── SUPPLIED INFORMATION ──

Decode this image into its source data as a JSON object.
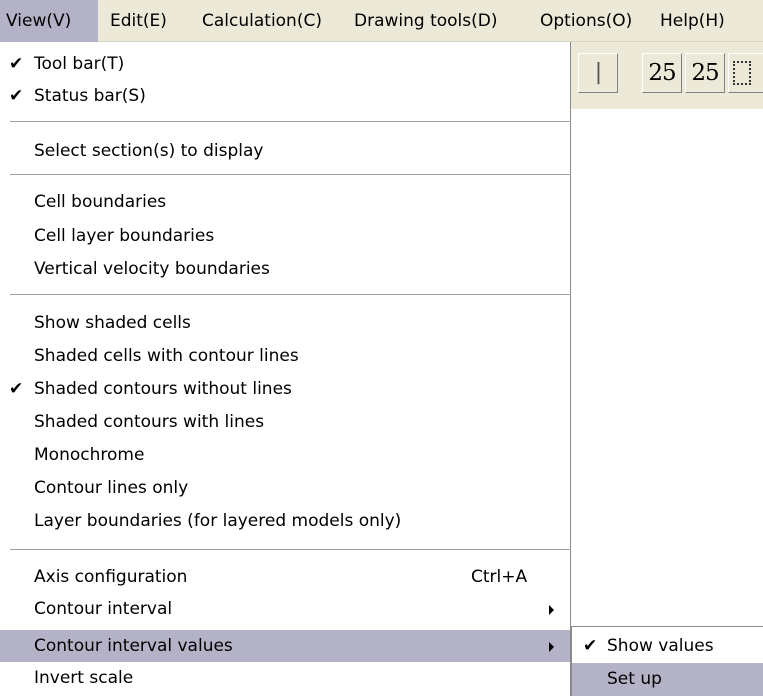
{
  "menubar": {
    "view": "View(V)",
    "edit": "Edit(E)",
    "calculation": "Calculation(C)",
    "drawing_tools": "Drawing tools(D)",
    "options": "Options(O)",
    "help": "Help(H)"
  },
  "toolbar": {
    "btn_bar": "|",
    "btn_25a": "25",
    "btn_25b": "25"
  },
  "view_menu": {
    "items": [
      {
        "label": "Tool bar(T)",
        "checked": true
      },
      {
        "label": "Status bar(S)",
        "checked": true
      },
      {
        "label": "Select section(s) to display"
      },
      {
        "label": "Cell boundaries"
      },
      {
        "label": "Cell layer boundaries"
      },
      {
        "label": "Vertical velocity boundaries"
      },
      {
        "label": "Show shaded cells"
      },
      {
        "label": "Shaded cells with contour lines"
      },
      {
        "label": "Shaded contours without lines",
        "checked": true
      },
      {
        "label": "Shaded contours with lines"
      },
      {
        "label": "Monochrome"
      },
      {
        "label": "Contour lines only"
      },
      {
        "label": "Layer boundaries (for layered models only)"
      },
      {
        "label": "Axis configuration",
        "shortcut": "Ctrl+A"
      },
      {
        "label": "Contour interval",
        "submenu": true
      },
      {
        "label": "Contour interval values",
        "submenu": true,
        "highlighted": true
      },
      {
        "label": "Invert scale"
      }
    ],
    "check_glyph": "✔"
  },
  "submenu": {
    "items": [
      {
        "label": "Show values",
        "checked": true
      },
      {
        "label": "Set up",
        "highlighted": true
      }
    ]
  },
  "colors": {
    "menubar_bg": "#ece9d8",
    "highlight": "#b4b2c6",
    "separator": "#a0a0a0"
  }
}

───

WHAT NEEDS TO BE DONE
Scan the listing above, and wherever a line holds the word "only", copy it.

REPLY
        "label": "Contour lines only"
        "label": "Layer boundaries (for layered models only)"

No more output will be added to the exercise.